▶ [WHAT TO PRODUCE] Repeat the material verbatim. Images are excluded from the copy.

Data records:
>>>

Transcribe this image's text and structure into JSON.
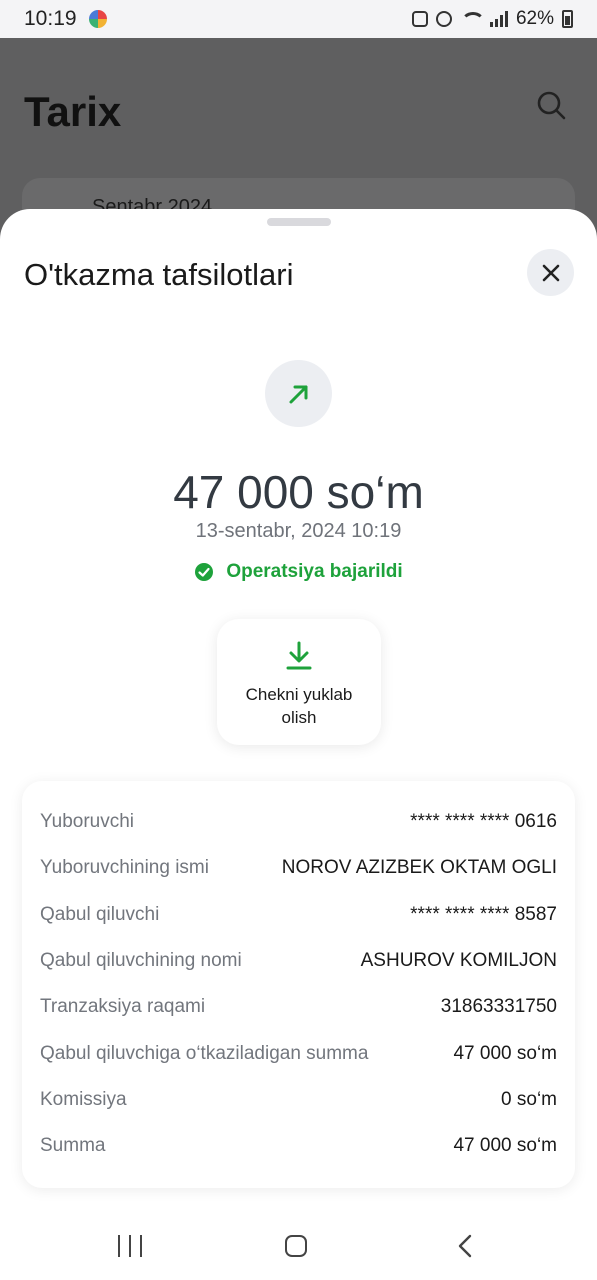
{
  "status_bar": {
    "time": "10:19",
    "battery": "62%",
    "icons": [
      "app-icon",
      "lock-icon",
      "alarm-icon",
      "wifi-icon",
      "signal-icon",
      "battery-icon"
    ]
  },
  "background_page": {
    "title": "Tarix",
    "filter_label": "Sentabr 2024"
  },
  "sheet": {
    "title": "O'tkazma tafsilotlari",
    "amount": "47 000 so‘m",
    "date": "13-sentabr, 2024 10:19",
    "status": "Operatsiya bajarildi",
    "download_label": "Chekni yuklab olish",
    "details": [
      {
        "label": "Yuboruvchi",
        "value": "**** **** **** 0616"
      },
      {
        "label": "Yuboruvchining ismi",
        "value": "NOROV AZIZBEK OKTAM OGLI"
      },
      {
        "label": "Qabul qiluvchi",
        "value": "**** **** **** 8587"
      },
      {
        "label": "Qabul qiluvchining nomi",
        "value": "ASHUROV KOMILJON"
      },
      {
        "label": "Tranzaksiya raqami",
        "value": "31863331750"
      },
      {
        "label": "Qabul qiluvchiga o‘tkaziladigan summa",
        "value": "47 000 so‘m"
      },
      {
        "label": "Komissiya",
        "value": "0 so‘m"
      },
      {
        "label": "Summa",
        "value": "47 000 so‘m"
      }
    ]
  },
  "colors": {
    "accent_green": "#1ea23b",
    "overlay": "#5f5f60",
    "icon_bg": "#eceef2"
  }
}
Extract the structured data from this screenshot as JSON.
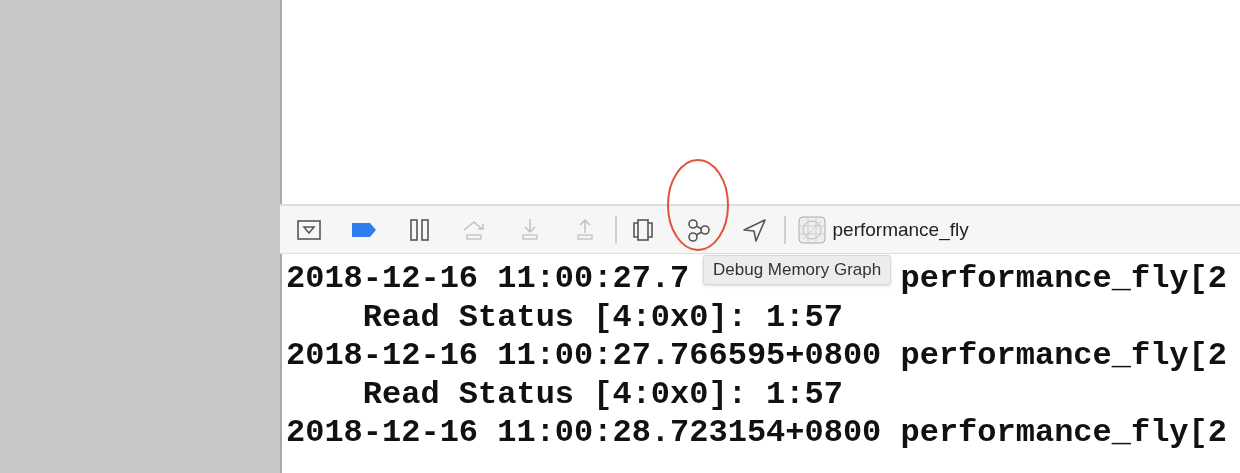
{
  "debug_bar": {
    "buttons": [
      {
        "kind": "hide-console",
        "disabled": false
      },
      {
        "kind": "breakpoints",
        "on": true
      },
      {
        "kind": "pause",
        "disabled": false
      },
      {
        "kind": "step-over",
        "disabled": true
      },
      {
        "kind": "step-into",
        "disabled": true
      },
      {
        "kind": "step-out",
        "disabled": true
      },
      {
        "kind": "divider"
      },
      {
        "kind": "view-debugger",
        "disabled": false
      },
      {
        "kind": "memory-graph",
        "disabled": false
      },
      {
        "kind": "location",
        "disabled": false
      },
      {
        "kind": "divider"
      }
    ],
    "scheme": "performance_fly"
  },
  "tooltip": "Debug Memory Graph",
  "console": {
    "lines": [
      {
        "kind": "entry",
        "text": "2018-12-16 11:00:27.7",
        "text_2": "performance_fly[2"
      },
      {
        "kind": "detail",
        "text": "Read Status [4:0x0]: 1:57"
      },
      {
        "kind": "entry",
        "text": "2018-12-16 11:00:27.766595+0800 performance_fly[2"
      },
      {
        "kind": "detail",
        "text": "Read Status [4:0x0]: 1:57"
      },
      {
        "kind": "entry",
        "text": "2018-12-16 11:00:28.723154+0800 performance_fly[2"
      }
    ]
  }
}
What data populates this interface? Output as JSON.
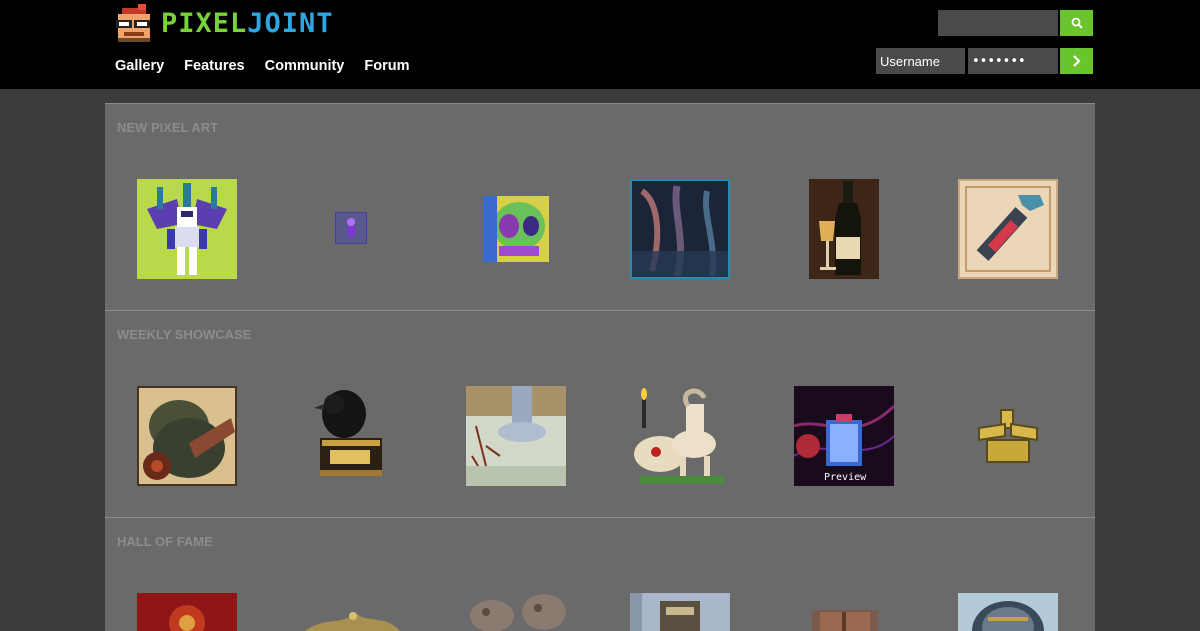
{
  "header": {
    "logo": {
      "part1": "PIXEL",
      "part2": "JOINT"
    },
    "nav": [
      "Gallery",
      "Features",
      "Community",
      "Forum"
    ],
    "search": {
      "value": "",
      "button_icon": "search-icon"
    },
    "login": {
      "username_placeholder": "Username",
      "password_mask": "•••••••",
      "submit_icon": "chevron-right-icon"
    }
  },
  "sections": [
    {
      "title": "NEW PIXEL ART"
    },
    {
      "title": "WEEKLY SHOWCASE"
    },
    {
      "title": "HALL OF FAME"
    }
  ],
  "thumbnail_overlay": {
    "preview_label": "Preview"
  },
  "colors": {
    "page_bg": "#3b3b3b",
    "header_bg": "#000000",
    "panel_bg": "#6a6a6a",
    "section_title": "#8c8c8c",
    "accent_green": "#69c42d",
    "logo_green": "#78d33a",
    "logo_blue": "#2ea6e0"
  }
}
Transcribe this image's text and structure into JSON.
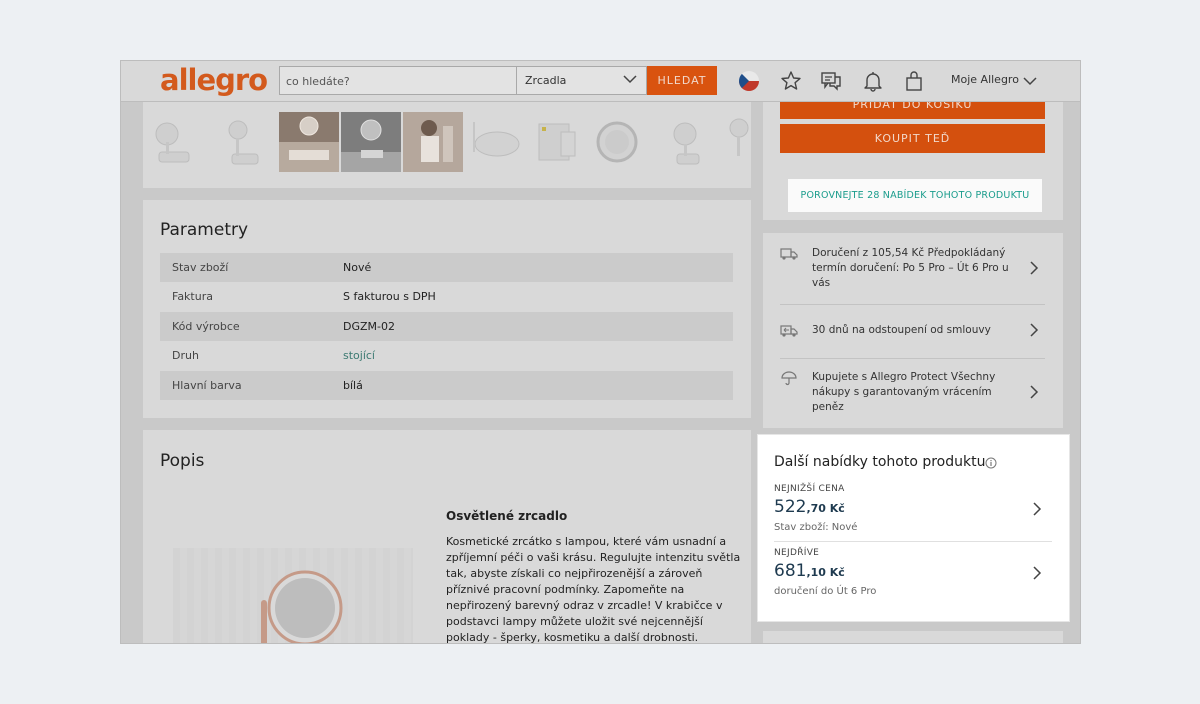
{
  "header": {
    "logo": "allegro",
    "search_placeholder": "co hledáte?",
    "category": "Zrcadla",
    "search_button": "HLEDAT",
    "account": "Moje Allegro"
  },
  "parameters": {
    "title": "Parametry",
    "rows": [
      {
        "key": "Stav zboží",
        "value": "Nové"
      },
      {
        "key": "Faktura",
        "value": "S fakturou s DPH"
      },
      {
        "key": "Kód výrobce",
        "value": "DGZM-02"
      },
      {
        "key": "Druh",
        "value": "stojící"
      },
      {
        "key": "Hlavní barva",
        "value": "bílá"
      }
    ]
  },
  "description": {
    "title": "Popis",
    "heading": "Osvětlené zrcadlo",
    "text": "Kosmetické zrcátko s lampou, které vám usnadní a zpříjemní péči o vaši krásu. Regulujte intenzitu světla tak, abyste získali co nejpřirozenější a zároveň příznivé pracovní podmínky. Zapomeňte na nepřirozený barevný odraz v zrcadle! V krabičce v podstavci lampy můžete uložit své nejcennější poklady - šperky, kosmetiku a další drobnosti."
  },
  "buy": {
    "add_to_cart": "PŘIDAT DO KOŠÍKU",
    "buy_now": "KOUPIT TEĎ",
    "compare": "POROVNEJTE 28 NABÍDEK TOHOTO PRODUKTU"
  },
  "delivery": {
    "rows": [
      {
        "icon": "truck-icon",
        "text": "Doručení z 105,54 Kč Předpokládaný termín doručení: Po 5 Pro – Út 6 Pro u vás"
      },
      {
        "icon": "return-truck-icon",
        "text": "30 dnů na odstoupení od smlouvy"
      },
      {
        "icon": "umbrella-icon",
        "text": "Kupujete s Allegro Protect Všechny nákupy s garantovaným vrácením peněz"
      }
    ]
  },
  "offers": {
    "title": "Další nabídky tohoto produktu",
    "items": [
      {
        "label": "NEJNIŽŠÍ CENA",
        "price_main": "522",
        "price_rest": ",70 Kč",
        "sub": "Stav zboží: Nové"
      },
      {
        "label": "NEJDŘÍVE",
        "price_main": "681",
        "price_rest": ",10 Kč",
        "sub": "doručení do Út 6 Pro"
      }
    ]
  },
  "icons": [
    "flag-cz-icon",
    "star-icon",
    "chat-icon",
    "bell-icon",
    "bag-icon",
    "chevron-down-icon",
    "chevron-right-icon",
    "info-icon"
  ],
  "colors": {
    "brand": "#d35a1d",
    "button": "#d9530f",
    "link": "#1a9c8c",
    "price": "#1e3a4f"
  }
}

<<<

▶ [FINAL RESULT]
Transcribe this image's text and structure into JSON.
{
  "status_bar": {
    "time": "10:19",
    "battery": "62%",
    "icons": [
      "app-icon",
      "lock-icon",
      "alarm-icon",
      "wifi-icon",
      "signal-icon",
      "battery-icon"
    ]
  },
  "background_page": {
    "title": "Tarix",
    "filter_label": "Sentabr 2024"
  },
  "sheet": {
    "title": "O'tkazma tafsilotlari",
    "amount": "47 000 so‘m",
    "date": "13-sentabr, 2024 10:19",
    "status": "Operatsiya bajarildi",
    "download_label": "Chekni yuklab olish",
    "details": [
      {
        "label": "Yuboruvchi",
        "value": "**** **** **** 0616"
      },
      {
        "label": "Yuboruvchining ismi",
        "value": "NOROV AZIZBEK OKTAM OGLI"
      },
      {
        "label": "Qabul qiluvchi",
        "value": "**** **** **** 8587"
      },
      {
        "label": "Qabul qiluvchining nomi",
        "value": "ASHUROV KOMILJON"
      },
      {
        "label": "Tranzaksiya raqami",
        "value": "31863331750"
      },
      {
        "label": "Qabul qiluvchiga o‘tkaziladigan summa",
        "value": "47 000 so‘m"
      },
      {
        "label": "Komissiya",
        "value": "0 so‘m"
      },
      {
        "label": "Summa",
        "value": "47 000 so‘m"
      }
    ]
  },
  "colors": {
    "accent_green": "#1ea23b",
    "overlay": "#5f5f60",
    "icon_bg": "#eceef2"
  }
}
Extract the structured data from this screenshot as JSON.
{
  "debug_bar": {
    "buttons": [
      {
        "kind": "hide-console",
        "disabled": false
      },
      {
        "kind": "breakpoints",
        "on": true
      },
      {
        "kind": "pause",
        "disabled": false
      },
      {
        "kind": "step-over",
        "disabled": true
      },
      {
        "kind": "step-into",
        "disabled": true
      },
      {
        "kind": "step-out",
        "disabled": true
      },
      {
        "kind": "divider"
      },
      {
        "kind": "view-debugger",
        "disabled": false
      },
      {
        "kind": "memory-graph",
        "disabled": false
      },
      {
        "kind": "location",
        "disabled": false
      },
      {
        "kind": "divider"
      }
    ],
    "scheme": "performance_fly"
  },
  "tooltip": "Debug Memory Graph",
  "console": {
    "lines": [
      {
        "kind": "entry",
        "text": "2018-12-16 11:00:27.7",
        "text_2": "performance_fly[2"
      },
      {
        "kind": "detail",
        "text": "Read Status [4:0x0]: 1:57"
      },
      {
        "kind": "entry",
        "text": "2018-12-16 11:00:27.766595+0800 performance_fly[2"
      },
      {
        "kind": "detail",
        "text": "Read Status [4:0x0]: 1:57"
      },
      {
        "kind": "entry",
        "text": "2018-12-16 11:00:28.723154+0800 performance_fly[2"
      }
    ]
  }
}
What data populates this interface? Output as JSON.
{
  "header": {
    "logo": {
      "part1": "PIXEL",
      "part2": "JOINT"
    },
    "nav": [
      "Gallery",
      "Features",
      "Community",
      "Forum"
    ],
    "search": {
      "value": "",
      "button_icon": "search-icon"
    },
    "login": {
      "username_placeholder": "Username",
      "password_mask": "•••••••",
      "submit_icon": "chevron-right-icon"
    }
  },
  "sections": [
    {
      "title": "NEW PIXEL ART"
    },
    {
      "title": "WEEKLY SHOWCASE"
    },
    {
      "title": "HALL OF FAME"
    }
  ],
  "thumbnail_overlay": {
    "preview_label": "Preview"
  },
  "colors": {
    "page_bg": "#3b3b3b",
    "header_bg": "#000000",
    "panel_bg": "#6a6a6a",
    "section_title": "#8c8c8c",
    "accent_green": "#69c42d",
    "logo_green": "#78d33a",
    "logo_blue": "#2ea6e0"
  }
}
Transcribe this image's text and structure into JSON.
{
  "header": {
    "logo": "allegro",
    "search_placeholder": "co hledáte?",
    "category": "Zrcadla",
    "search_button": "HLEDAT",
    "account": "Moje Allegro"
  },
  "parameters": {
    "title": "Parametry",
    "rows": [
      {
        "key": "Stav zboží",
        "value": "Nové"
      },
      {
        "key": "Faktura",
        "value": "S fakturou s DPH"
      },
      {
        "key": "Kód výrobce",
        "value": "DGZM-02"
      },
      {
        "key": "Druh",
        "value": "stojící"
      },
      {
        "key": "Hlavní barva",
        "value": "bílá"
      }
    ]
  },
  "description": {
    "title": "Popis",
    "heading": "Osvětlené zrcadlo",
    "text": "Kosmetické zrcátko s lampou, které vám usnadní a zpříjemní péči o vaši krásu. Regulujte intenzitu světla tak, abyste získali co nejpřirozenější a zároveň příznivé pracovní podmínky. Zapomeňte na nepřirozený barevný odraz v zrcadle! V krabičce v podstavci lampy můžete uložit své nejcennější poklady - šperky, kosmetiku a další drobnosti."
  },
  "buy": {
    "add_to_cart": "PŘIDAT DO KOŠÍKU",
    "buy_now": "KOUPIT TEĎ",
    "compare": "POROVNEJTE 28 NABÍDEK TOHOTO PRODUKTU"
  },
  "delivery": {
    "rows": [
      {
        "icon": "truck-icon",
        "text": "Doručení z 105,54 Kč Předpokládaný termín doručení: Po 5 Pro – Út 6 Pro u vás"
      },
      {
        "icon": "return-truck-icon",
        "text": "30 dnů na odstoupení od smlouvy"
      },
      {
        "icon": "umbrella-icon",
        "text": "Kupujete s Allegro Protect Všechny nákupy s garantovaným vrácením peněz"
      }
    ]
  },
  "offers": {
    "title": "Další nabídky tohoto produktu",
    "items": [
      {
        "label": "NEJNIŽŠÍ CENA",
        "price_main": "522",
        "price_rest": ",70 Kč",
        "sub": "Stav zboží: Nové"
      },
      {
        "label": "NEJDŘÍVE",
        "price_main": "681",
        "price_rest": ",10 Kč",
        "sub": "doručení do Út 6 Pro"
      }
    ]
  },
  "icons": [
    "flag-cz-icon",
    "star-icon",
    "chat-icon",
    "bell-icon",
    "bag-icon",
    "chevron-down-icon",
    "chevron-right-icon",
    "info-icon"
  ],
  "colors": {
    "brand": "#d35a1d",
    "button": "#d9530f",
    "link": "#1a9c8c",
    "price": "#1e3a4f"
  }
}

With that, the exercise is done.